[Text shown]:
· · ·
# i can now reveal my news



## frags (Feb 5, 2009)

Lily's litter's - something exciting

i will be getting these 2 in a couple of months


----------



## frags (Feb 5, 2009)

oh this is the man who bought the BEW into the country Welcome to the BEW French Lops of Ruskin

im also looking to name them but as phil names all his BEW and carriers begining with C i want to follow this on.

so a doe and bucks name needed begining with C


----------



## Pampered pets (Jun 20, 2009)

AWW gorgeous, charlie and cleo lol


----------



## kellyrich (Jan 8, 2009)

Oh BEWs are lovely, i bet you cant wait! You will be overun with bunnies soon! lol xx

Thinking about Cs!!


----------



## emzybabe (Jun 30, 2009)

um cruela perhaps? lol they are beautiful


----------



## scosha37 (Feb 24, 2008)

Aww there gorg.....Good luck!..


----------



## flufffluff39 (May 25, 2009)

I would love to have one of those giant rabbits but he/she would most probably end up thinking he was a dog..lol. I am having a new edition thursday hopefully


----------



## emzybabe (Jun 30, 2009)

i would love to get one of these little guys Netherland Dwarf classifieds in stoke on trent : beautifull home reared netherlands (hope the link works) however Miffy would probably destroy a baby


----------



## tashi (Dec 5, 2007)

Cariad for the doe - means darling, love 

Carwyn for the buck - means fair love


----------



## umber (Feb 15, 2009)

yipeeeeeeeeeeeeeeeeeeeeeeeee! I like Clarabell and Clement!
· · ·
[Data excerpt]:
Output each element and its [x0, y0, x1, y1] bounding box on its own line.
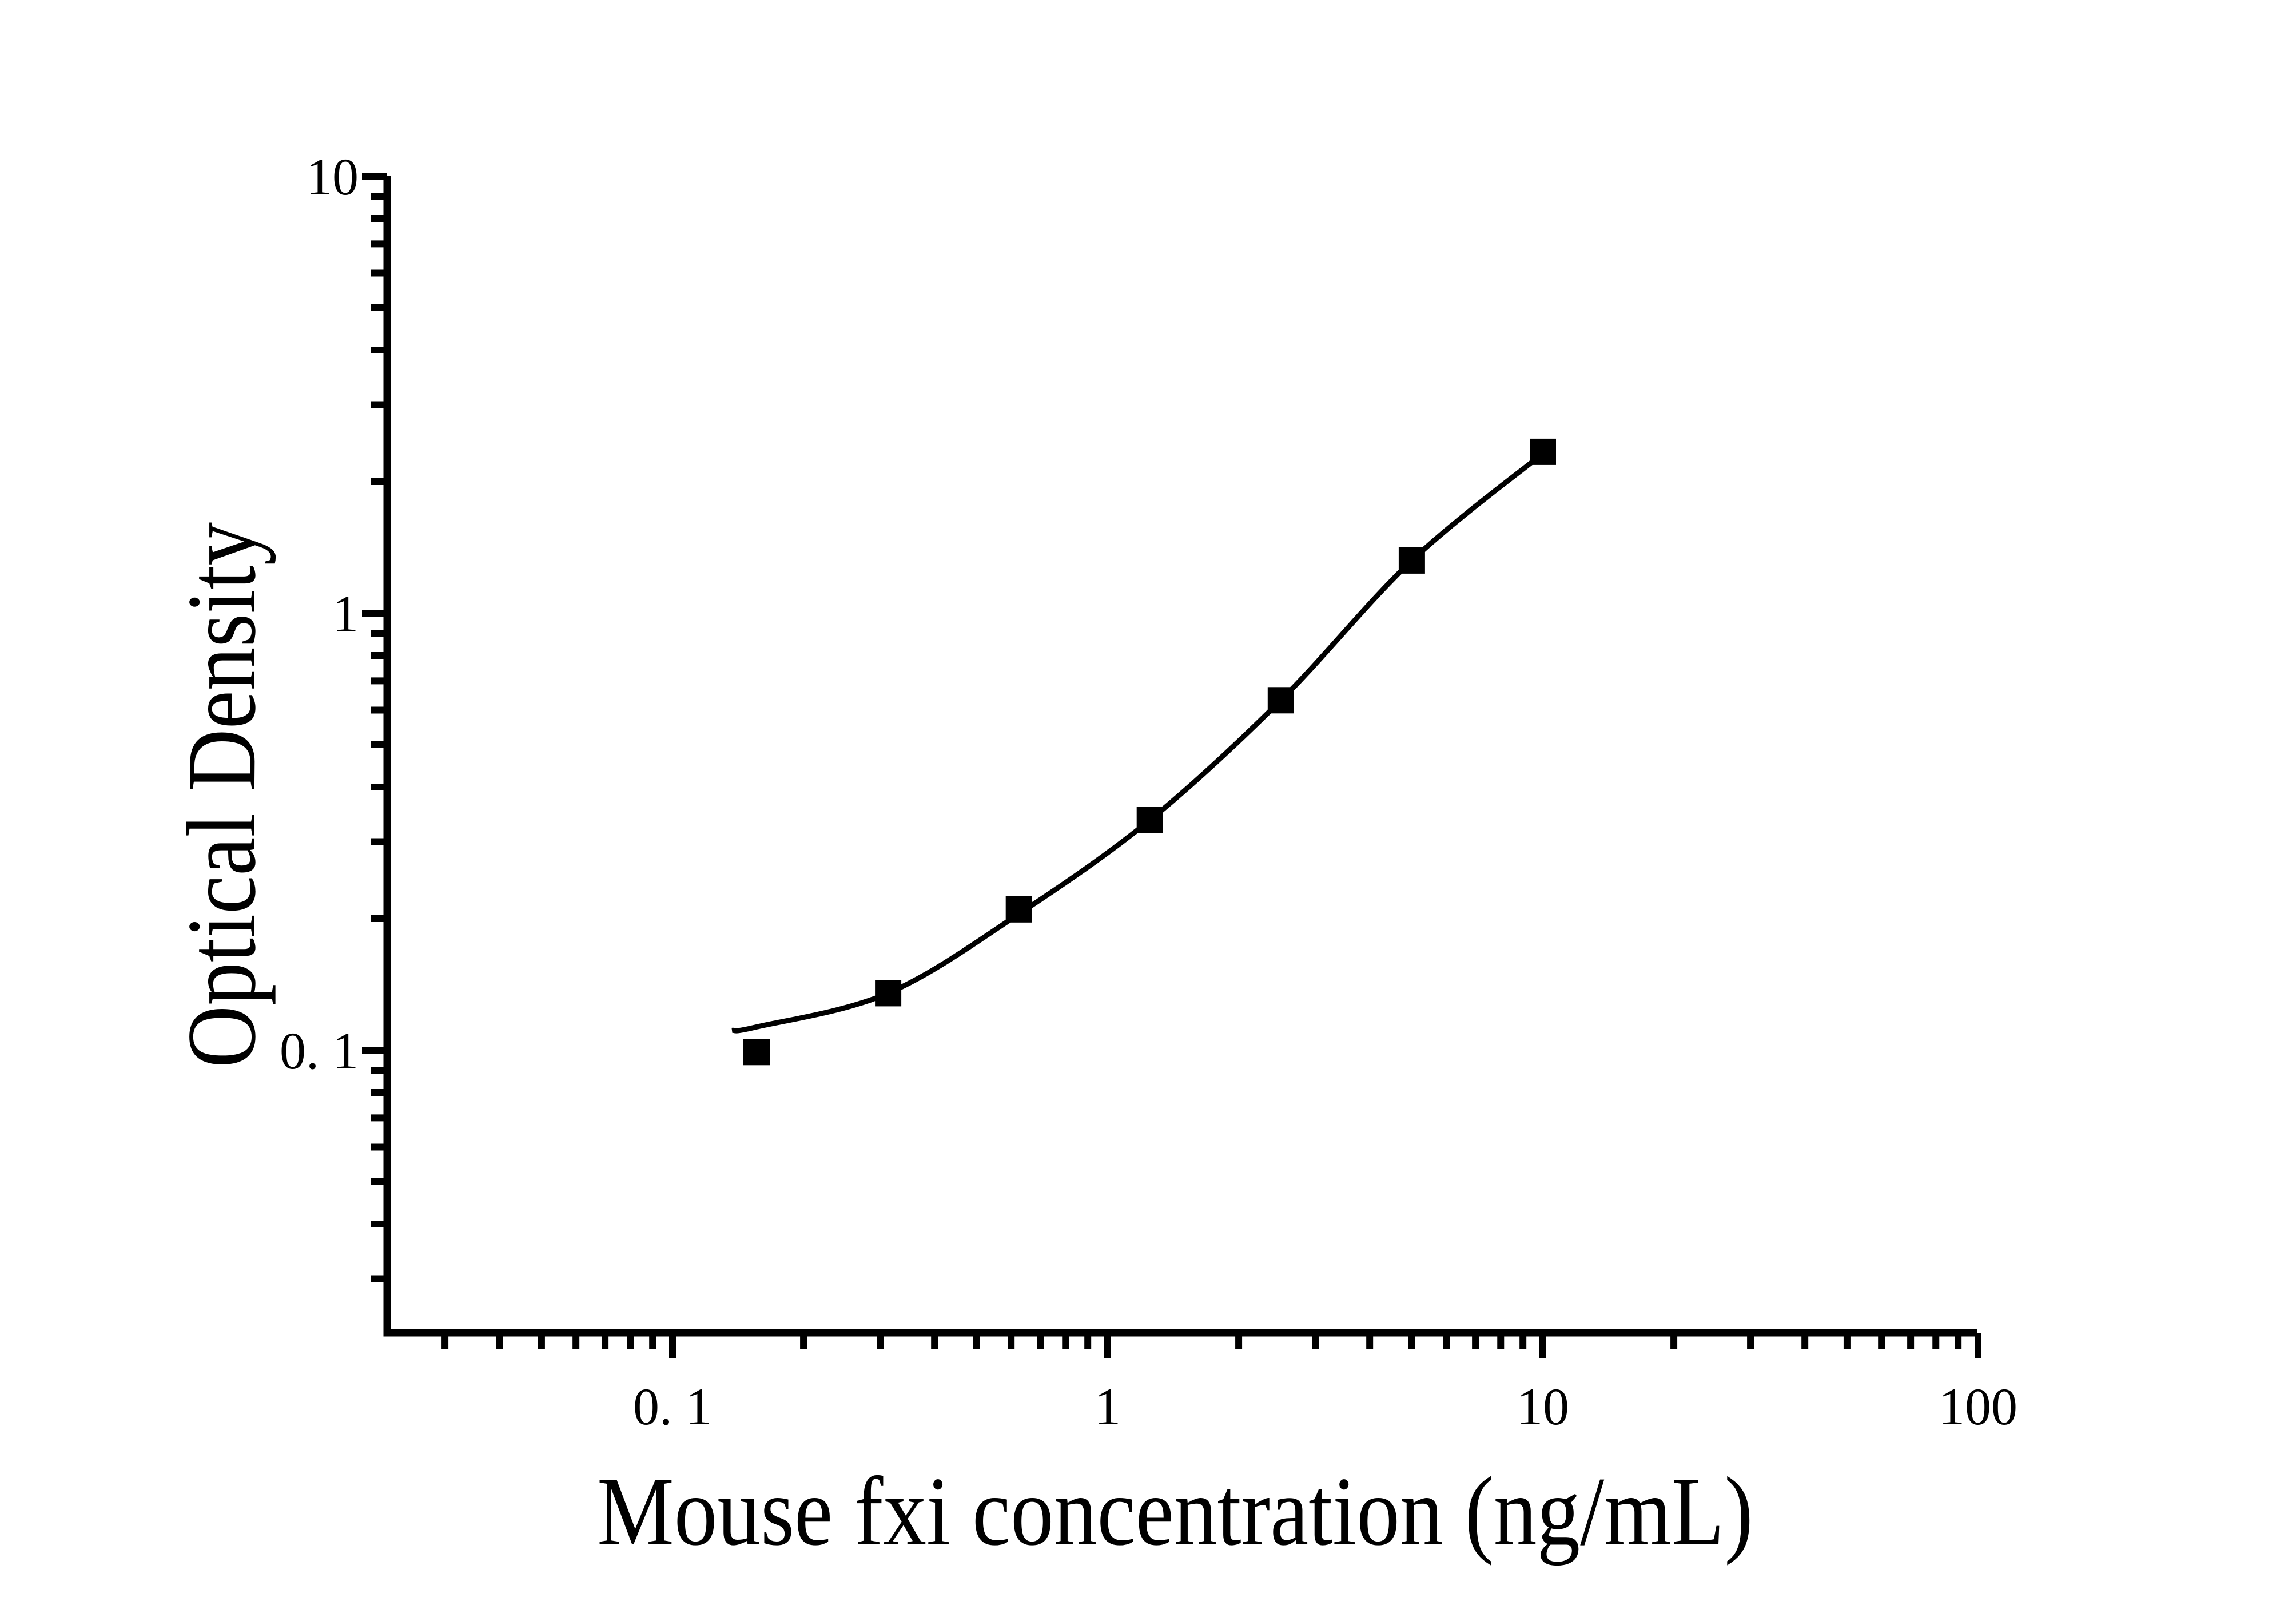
· · ·
[What you need to do]:
a) Please list every name that posters in the forum thread suggest for the two rabbits.
b) Answer these from the forum thread, one line each:
(i) What does tashi say the name Cariad means?
(ii) Which rabbit does emzybabe say would probably destroy a baby?
(iii) On what day does flufffluff39 hope to have a new addition?
The listing has no connection to the forum thread.

[Responses by task]:
a) Charlie, Cleo, Cruela, Cariad, Carwyn, Clarabell, Clement

b)
(i) Darling, love
(ii) Miffy
(iii) Thursday